[Dataset listings of figures]
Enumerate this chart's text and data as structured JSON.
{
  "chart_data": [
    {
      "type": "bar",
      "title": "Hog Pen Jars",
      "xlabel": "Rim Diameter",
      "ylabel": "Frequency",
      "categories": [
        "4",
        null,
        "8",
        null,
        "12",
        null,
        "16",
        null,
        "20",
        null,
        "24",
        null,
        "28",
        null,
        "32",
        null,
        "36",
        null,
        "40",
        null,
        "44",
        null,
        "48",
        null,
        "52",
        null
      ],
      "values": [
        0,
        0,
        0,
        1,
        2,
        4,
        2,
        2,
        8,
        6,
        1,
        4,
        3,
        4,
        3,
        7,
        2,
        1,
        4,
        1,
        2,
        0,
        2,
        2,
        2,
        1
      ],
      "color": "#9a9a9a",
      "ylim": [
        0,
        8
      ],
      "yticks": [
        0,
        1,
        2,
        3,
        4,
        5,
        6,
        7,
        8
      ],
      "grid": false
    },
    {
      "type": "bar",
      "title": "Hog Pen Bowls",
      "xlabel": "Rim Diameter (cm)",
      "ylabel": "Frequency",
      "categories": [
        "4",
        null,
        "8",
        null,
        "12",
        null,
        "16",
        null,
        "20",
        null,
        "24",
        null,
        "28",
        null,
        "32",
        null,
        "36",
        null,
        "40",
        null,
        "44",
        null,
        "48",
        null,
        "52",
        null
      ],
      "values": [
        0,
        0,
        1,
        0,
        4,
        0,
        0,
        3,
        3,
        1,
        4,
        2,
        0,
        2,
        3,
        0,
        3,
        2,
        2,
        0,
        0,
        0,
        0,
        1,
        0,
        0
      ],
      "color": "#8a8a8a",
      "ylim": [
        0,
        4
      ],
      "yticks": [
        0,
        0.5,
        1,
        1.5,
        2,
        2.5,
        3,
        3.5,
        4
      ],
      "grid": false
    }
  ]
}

▸ **Task to carry out**:
Extract all the material, leaving every line as it is.

▸ **Correct response**:
Enumerate this chart's text and data as structured JSON.
{
  "chart_data": [
    {
      "type": "bar",
      "title": "Hog Pen Jars",
      "xlabel": "Rim Diameter",
      "ylabel": "Frequency",
      "categories": [
        "4",
        null,
        "8",
        null,
        "12",
        null,
        "16",
        null,
        "20",
        null,
        "24",
        null,
        "28",
        null,
        "32",
        null,
        "36",
        null,
        "40",
        null,
        "44",
        null,
        "48",
        null,
        "52",
        null
      ],
      "values": [
        0,
        0,
        0,
        1,
        2,
        4,
        2,
        2,
        8,
        6,
        1,
        4,
        3,
        4,
        3,
        7,
        2,
        1,
        4,
        1,
        2,
        0,
        2,
        2,
        2,
        1
      ],
      "color": "#9a9a9a",
      "ylim": [
        0,
        8
      ],
      "yticks": [
        0,
        1,
        2,
        3,
        4,
        5,
        6,
        7,
        8
      ],
      "grid": false
    },
    {
      "type": "bar",
      "title": "Hog Pen Bowls",
      "xlabel": "Rim Diameter (cm)",
      "ylabel": "Frequency",
      "categories": [
        "4",
        null,
        "8",
        null,
        "12",
        null,
        "16",
        null,
        "20",
        null,
        "24",
        null,
        "28",
        null,
        "32",
        null,
        "36",
        null,
        "40",
        null,
        "44",
        null,
        "48",
        null,
        "52",
        null
      ],
      "values": [
        0,
        0,
        1,
        0,
        4,
        0,
        0,
        3,
        3,
        1,
        4,
        2,
        0,
        2,
        3,
        0,
        3,
        2,
        2,
        0,
        0,
        0,
        0,
        1,
        0,
        0
      ],
      "color": "#8a8a8a",
      "ylim": [
        0,
        4
      ],
      "yticks": [
        0,
        0.5,
        1,
        1.5,
        2,
        2.5,
        3,
        3.5,
        4
      ],
      "grid": false
    }
  ]
}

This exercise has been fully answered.